_EXERCISE REQUIREMENTS_
Restate the entries word for word, omitting nothing.

Items from a dataset
---
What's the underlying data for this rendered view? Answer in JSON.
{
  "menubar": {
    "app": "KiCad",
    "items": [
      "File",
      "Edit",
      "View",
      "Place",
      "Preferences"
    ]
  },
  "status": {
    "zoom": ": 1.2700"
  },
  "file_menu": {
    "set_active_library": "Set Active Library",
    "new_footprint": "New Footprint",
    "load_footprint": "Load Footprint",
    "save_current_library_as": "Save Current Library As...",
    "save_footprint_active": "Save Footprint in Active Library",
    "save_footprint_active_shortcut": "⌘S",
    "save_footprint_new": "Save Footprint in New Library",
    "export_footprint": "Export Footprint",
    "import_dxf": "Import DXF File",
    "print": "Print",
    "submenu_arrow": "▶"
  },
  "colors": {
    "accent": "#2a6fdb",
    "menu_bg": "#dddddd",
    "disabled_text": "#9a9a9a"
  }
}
---
_THE OUTPUT_
What's the underlying data for this rendered view? Answer in JSON.
{
  "menubar": {
    "app": "KiCad",
    "items": [
      "File",
      "Edit",
      "View",
      "Place",
      "Preferences"
    ]
  },
  "status": {
    "zoom": ": 1.2700"
  },
  "file_menu": {
    "set_active_library": "Set Active Library",
    "new_footprint": "New Footprint",
    "load_footprint": "Load Footprint",
    "save_current_library_as": "Save Current Library As...",
    "save_footprint_active": "Save Footprint in Active Library",
    "save_footprint_active_shortcut": "⌘S",
    "save_footprint_new": "Save Footprint in New Library",
    "export_footprint": "Export Footprint",
    "import_dxf": "Import DXF File",
    "print": "Print",
    "submenu_arrow": "▶"
  },
  "colors": {
    "accent": "#2a6fdb",
    "menu_bg": "#dddddd",
    "disabled_text": "#9a9a9a"
  }
}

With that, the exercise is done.